### Exercise description
The entries need to be copied exactly.

### Material provided
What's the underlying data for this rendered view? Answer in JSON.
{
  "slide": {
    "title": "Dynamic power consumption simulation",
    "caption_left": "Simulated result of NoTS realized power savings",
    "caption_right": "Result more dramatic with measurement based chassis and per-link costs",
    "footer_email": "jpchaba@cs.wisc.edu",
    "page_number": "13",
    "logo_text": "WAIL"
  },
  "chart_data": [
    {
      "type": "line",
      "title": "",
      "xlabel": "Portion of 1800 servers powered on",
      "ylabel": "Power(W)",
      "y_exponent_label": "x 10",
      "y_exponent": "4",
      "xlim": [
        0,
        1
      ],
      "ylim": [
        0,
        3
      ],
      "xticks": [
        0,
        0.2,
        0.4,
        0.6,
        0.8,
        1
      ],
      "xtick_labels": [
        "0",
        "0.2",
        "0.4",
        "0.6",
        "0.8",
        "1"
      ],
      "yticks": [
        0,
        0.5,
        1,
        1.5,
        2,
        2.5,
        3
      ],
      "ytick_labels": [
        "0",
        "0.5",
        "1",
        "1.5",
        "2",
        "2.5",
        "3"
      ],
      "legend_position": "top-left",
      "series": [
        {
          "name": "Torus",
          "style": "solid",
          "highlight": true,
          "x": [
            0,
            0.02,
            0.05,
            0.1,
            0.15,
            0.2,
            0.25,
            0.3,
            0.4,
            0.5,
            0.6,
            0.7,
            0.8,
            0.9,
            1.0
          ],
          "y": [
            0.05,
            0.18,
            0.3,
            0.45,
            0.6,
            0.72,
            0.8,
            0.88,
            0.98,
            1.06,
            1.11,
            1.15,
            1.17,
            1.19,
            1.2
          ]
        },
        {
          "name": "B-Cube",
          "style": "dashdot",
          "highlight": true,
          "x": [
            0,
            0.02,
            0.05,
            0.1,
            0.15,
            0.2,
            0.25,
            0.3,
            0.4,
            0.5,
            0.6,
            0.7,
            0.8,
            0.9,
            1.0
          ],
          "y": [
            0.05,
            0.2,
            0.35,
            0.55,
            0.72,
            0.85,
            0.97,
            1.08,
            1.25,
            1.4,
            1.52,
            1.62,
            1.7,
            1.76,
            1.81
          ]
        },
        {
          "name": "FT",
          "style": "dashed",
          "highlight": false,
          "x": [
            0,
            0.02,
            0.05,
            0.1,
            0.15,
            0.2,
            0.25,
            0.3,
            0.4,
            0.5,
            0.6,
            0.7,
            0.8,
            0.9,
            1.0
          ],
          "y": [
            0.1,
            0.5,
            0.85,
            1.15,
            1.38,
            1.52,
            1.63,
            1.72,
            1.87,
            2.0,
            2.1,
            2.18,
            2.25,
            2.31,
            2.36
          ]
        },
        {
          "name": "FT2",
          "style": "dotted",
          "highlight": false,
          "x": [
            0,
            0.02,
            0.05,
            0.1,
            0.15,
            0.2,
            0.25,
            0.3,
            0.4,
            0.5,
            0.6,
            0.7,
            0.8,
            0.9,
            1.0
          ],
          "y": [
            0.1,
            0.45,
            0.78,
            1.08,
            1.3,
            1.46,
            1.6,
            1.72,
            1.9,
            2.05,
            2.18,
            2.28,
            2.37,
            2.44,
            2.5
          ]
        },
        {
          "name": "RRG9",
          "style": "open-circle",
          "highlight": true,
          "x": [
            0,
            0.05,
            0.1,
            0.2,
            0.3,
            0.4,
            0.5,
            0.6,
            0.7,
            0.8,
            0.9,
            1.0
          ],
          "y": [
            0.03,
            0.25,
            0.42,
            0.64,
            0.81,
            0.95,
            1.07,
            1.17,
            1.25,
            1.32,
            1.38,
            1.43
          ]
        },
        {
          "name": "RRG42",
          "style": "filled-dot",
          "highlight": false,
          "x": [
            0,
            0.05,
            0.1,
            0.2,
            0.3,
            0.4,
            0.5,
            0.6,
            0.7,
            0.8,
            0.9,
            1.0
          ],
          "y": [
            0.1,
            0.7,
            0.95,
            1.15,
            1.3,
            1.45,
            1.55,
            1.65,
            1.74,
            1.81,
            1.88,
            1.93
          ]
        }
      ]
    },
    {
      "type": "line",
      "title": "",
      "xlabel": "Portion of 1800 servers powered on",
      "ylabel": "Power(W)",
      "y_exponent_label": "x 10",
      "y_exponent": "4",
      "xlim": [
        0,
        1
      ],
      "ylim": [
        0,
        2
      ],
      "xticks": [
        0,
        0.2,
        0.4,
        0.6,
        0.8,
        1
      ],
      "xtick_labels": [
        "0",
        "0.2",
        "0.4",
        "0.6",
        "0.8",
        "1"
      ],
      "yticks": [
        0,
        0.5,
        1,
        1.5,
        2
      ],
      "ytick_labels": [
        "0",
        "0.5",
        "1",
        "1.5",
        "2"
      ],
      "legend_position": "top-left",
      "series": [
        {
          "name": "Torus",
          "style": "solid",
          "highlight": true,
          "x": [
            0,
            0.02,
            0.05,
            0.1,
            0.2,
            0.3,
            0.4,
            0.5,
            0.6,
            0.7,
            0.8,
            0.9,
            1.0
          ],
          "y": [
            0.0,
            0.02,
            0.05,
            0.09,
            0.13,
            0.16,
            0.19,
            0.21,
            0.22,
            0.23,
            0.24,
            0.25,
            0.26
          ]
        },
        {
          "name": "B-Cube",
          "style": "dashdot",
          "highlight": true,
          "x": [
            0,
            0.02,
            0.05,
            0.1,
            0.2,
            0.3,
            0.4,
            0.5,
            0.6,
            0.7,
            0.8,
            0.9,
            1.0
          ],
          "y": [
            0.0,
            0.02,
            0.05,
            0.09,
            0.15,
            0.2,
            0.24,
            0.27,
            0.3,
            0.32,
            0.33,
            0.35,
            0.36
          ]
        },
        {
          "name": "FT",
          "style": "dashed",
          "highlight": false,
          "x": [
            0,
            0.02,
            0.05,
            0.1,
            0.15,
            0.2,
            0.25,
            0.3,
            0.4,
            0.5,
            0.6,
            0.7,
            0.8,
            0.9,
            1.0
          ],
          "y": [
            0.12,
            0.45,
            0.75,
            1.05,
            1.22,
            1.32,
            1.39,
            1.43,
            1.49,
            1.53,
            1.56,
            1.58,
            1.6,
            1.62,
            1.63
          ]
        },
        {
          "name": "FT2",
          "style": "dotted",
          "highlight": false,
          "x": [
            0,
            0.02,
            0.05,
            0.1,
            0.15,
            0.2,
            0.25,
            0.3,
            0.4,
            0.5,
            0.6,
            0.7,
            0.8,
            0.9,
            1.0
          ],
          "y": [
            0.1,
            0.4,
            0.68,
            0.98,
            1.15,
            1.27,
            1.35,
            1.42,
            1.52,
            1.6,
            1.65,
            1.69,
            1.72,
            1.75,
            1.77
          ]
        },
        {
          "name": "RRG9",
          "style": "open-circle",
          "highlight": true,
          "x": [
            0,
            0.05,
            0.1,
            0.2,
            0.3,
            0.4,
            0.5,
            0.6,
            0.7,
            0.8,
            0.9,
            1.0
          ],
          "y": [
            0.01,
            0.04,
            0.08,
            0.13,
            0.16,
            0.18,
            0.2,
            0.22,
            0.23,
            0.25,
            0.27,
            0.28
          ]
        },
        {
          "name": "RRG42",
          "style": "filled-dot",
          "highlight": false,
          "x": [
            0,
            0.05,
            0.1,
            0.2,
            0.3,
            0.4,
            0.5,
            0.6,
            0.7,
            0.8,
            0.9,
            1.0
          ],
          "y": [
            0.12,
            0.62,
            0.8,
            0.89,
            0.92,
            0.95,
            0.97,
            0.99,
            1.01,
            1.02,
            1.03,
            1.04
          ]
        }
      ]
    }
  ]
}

### Task output
What's the underlying data for this rendered view? Answer in JSON.
{
  "slide": {
    "title": "Dynamic power consumption simulation",
    "caption_left": "Simulated result of NoTS realized power savings",
    "caption_right": "Result more dramatic with measurement based chassis and per-link costs",
    "footer_email": "jpchaba@cs.wisc.edu",
    "page_number": "13",
    "logo_text": "WAIL"
  },
  "chart_data": [
    {
      "type": "line",
      "title": "",
      "xlabel": "Portion of 1800 servers powered on",
      "ylabel": "Power(W)",
      "y_exponent_label": "x 10",
      "y_exponent": "4",
      "xlim": [
        0,
        1
      ],
      "ylim": [
        0,
        3
      ],
      "xticks": [
        0,
        0.2,
        0.4,
        0.6,
        0.8,
        1
      ],
      "xtick_labels": [
        "0",
        "0.2",
        "0.4",
        "0.6",
        "0.8",
        "1"
      ],
      "yticks": [
        0,
        0.5,
        1,
        1.5,
        2,
        2.5,
        3
      ],
      "ytick_labels": [
        "0",
        "0.5",
        "1",
        "1.5",
        "2",
        "2.5",
        "3"
      ],
      "legend_position": "top-left",
      "series": [
        {
          "name": "Torus",
          "style": "solid",
          "highlight": true,
          "x": [
            0,
            0.02,
            0.05,
            0.1,
            0.15,
            0.2,
            0.25,
            0.3,
            0.4,
            0.5,
            0.6,
            0.7,
            0.8,
            0.9,
            1.0
          ],
          "y": [
            0.05,
            0.18,
            0.3,
            0.45,
            0.6,
            0.72,
            0.8,
            0.88,
            0.98,
            1.06,
            1.11,
            1.15,
            1.17,
            1.19,
            1.2
          ]
        },
        {
          "name": "B-Cube",
          "style": "dashdot",
          "highlight": true,
          "x": [
            0,
            0.02,
            0.05,
            0.1,
            0.15,
            0.2,
            0.25,
            0.3,
            0.4,
            0.5,
            0.6,
            0.7,
            0.8,
            0.9,
            1.0
          ],
          "y": [
            0.05,
            0.2,
            0.35,
            0.55,
            0.72,
            0.85,
            0.97,
            1.08,
            1.25,
            1.4,
            1.52,
            1.62,
            1.7,
            1.76,
            1.81
          ]
        },
        {
          "name": "FT",
          "style": "dashed",
          "highlight": false,
          "x": [
            0,
            0.02,
            0.05,
            0.1,
            0.15,
            0.2,
            0.25,
            0.3,
            0.4,
            0.5,
            0.6,
            0.7,
            0.8,
            0.9,
            1.0
          ],
          "y": [
            0.1,
            0.5,
            0.85,
            1.15,
            1.38,
            1.52,
            1.63,
            1.72,
            1.87,
            2.0,
            2.1,
            2.18,
            2.25,
            2.31,
            2.36
          ]
        },
        {
          "name": "FT2",
          "style": "dotted",
          "highlight": false,
          "x": [
            0,
            0.02,
            0.05,
            0.1,
            0.15,
            0.2,
            0.25,
            0.3,
            0.4,
            0.5,
            0.6,
            0.7,
            0.8,
            0.9,
            1.0
          ],
          "y": [
            0.1,
            0.45,
            0.78,
            1.08,
            1.3,
            1.46,
            1.6,
            1.72,
            1.9,
            2.05,
            2.18,
            2.28,
            2.37,
            2.44,
            2.5
          ]
        },
        {
          "name": "RRG9",
          "style": "open-circle",
          "highlight": true,
          "x": [
            0,
            0.05,
            0.1,
            0.2,
            0.3,
            0.4,
            0.5,
            0.6,
            0.7,
            0.8,
            0.9,
            1.0
          ],
          "y": [
            0.03,
            0.25,
            0.42,
            0.64,
            0.81,
            0.95,
            1.07,
            1.17,
            1.25,
            1.32,
            1.38,
            1.43
          ]
        },
        {
          "name": "RRG42",
          "style": "filled-dot",
          "highlight": false,
          "x": [
            0,
            0.05,
            0.1,
            0.2,
            0.3,
            0.4,
            0.5,
            0.6,
            0.7,
            0.8,
            0.9,
            1.0
          ],
          "y": [
            0.1,
            0.7,
            0.95,
            1.15,
            1.3,
            1.45,
            1.55,
            1.65,
            1.74,
            1.81,
            1.88,
            1.93
          ]
        }
      ]
    },
    {
      "type": "line",
      "title": "",
      "xlabel": "Portion of 1800 servers powered on",
      "ylabel": "Power(W)",
      "y_exponent_label": "x 10",
      "y_exponent": "4",
      "xlim": [
        0,
        1
      ],
      "ylim": [
        0,
        2
      ],
      "xticks": [
        0,
        0.2,
        0.4,
        0.6,
        0.8,
        1
      ],
      "xtick_labels": [
        "0",
        "0.2",
        "0.4",
        "0.6",
        "0.8",
        "1"
      ],
      "yticks": [
        0,
        0.5,
        1,
        1.5,
        2
      ],
      "ytick_labels": [
        "0",
        "0.5",
        "1",
        "1.5",
        "2"
      ],
      "legend_position": "top-left",
      "series": [
        {
          "name": "Torus",
          "style": "solid",
          "highlight": true,
          "x": [
            0,
            0.02,
            0.05,
            0.1,
            0.2,
            0.3,
            0.4,
            0.5,
            0.6,
            0.7,
            0.8,
            0.9,
            1.0
          ],
          "y": [
            0.0,
            0.02,
            0.05,
            0.09,
            0.13,
            0.16,
            0.19,
            0.21,
            0.22,
            0.23,
            0.24,
            0.25,
            0.26
          ]
        },
        {
          "name": "B-Cube",
          "style": "dashdot",
          "highlight": true,
          "x": [
            0,
            0.02,
            0.05,
            0.1,
            0.2,
            0.3,
            0.4,
            0.5,
            0.6,
            0.7,
            0.8,
            0.9,
            1.0
          ],
          "y": [
            0.0,
            0.02,
            0.05,
            0.09,
            0.15,
            0.2,
            0.24,
            0.27,
            0.3,
            0.32,
            0.33,
            0.35,
            0.36
          ]
        },
        {
          "name": "FT",
          "style": "dashed",
          "highlight": false,
          "x": [
            0,
            0.02,
            0.05,
            0.1,
            0.15,
            0.2,
            0.25,
            0.3,
            0.4,
            0.5,
            0.6,
            0.7,
            0.8,
            0.9,
            1.0
          ],
          "y": [
            0.12,
            0.45,
            0.75,
            1.05,
            1.22,
            1.32,
            1.39,
            1.43,
            1.49,
            1.53,
            1.56,
            1.58,
            1.6,
            1.62,
            1.63
          ]
        },
        {
          "name": "FT2",
          "style": "dotted",
          "highlight": false,
          "x": [
            0,
            0.02,
            0.05,
            0.1,
            0.15,
            0.2,
            0.25,
            0.3,
            0.4,
            0.5,
            0.6,
            0.7,
            0.8,
            0.9,
            1.0
          ],
          "y": [
            0.1,
            0.4,
            0.68,
            0.98,
            1.15,
            1.27,
            1.35,
            1.42,
            1.52,
            1.6,
            1.65,
            1.69,
            1.72,
            1.75,
            1.77
          ]
        },
        {
          "name": "RRG9",
          "style": "open-circle",
          "highlight": true,
          "x": [
            0,
            0.05,
            0.1,
            0.2,
            0.3,
            0.4,
            0.5,
            0.6,
            0.7,
            0.8,
            0.9,
            1.0
          ],
          "y": [
            0.01,
            0.04,
            0.08,
            0.13,
            0.16,
            0.18,
            0.2,
            0.22,
            0.23,
            0.25,
            0.27,
            0.28
          ]
        },
        {
          "name": "RRG42",
          "style": "filled-dot",
          "highlight": false,
          "x": [
            0,
            0.05,
            0.1,
            0.2,
            0.3,
            0.4,
            0.5,
            0.6,
            0.7,
            0.8,
            0.9,
            1.0
          ],
          "y": [
            0.12,
            0.62,
            0.8,
            0.89,
            0.92,
            0.95,
            0.97,
            0.99,
            1.01,
            1.02,
            1.03,
            1.04
          ]
        }
      ]
    }
  ]
}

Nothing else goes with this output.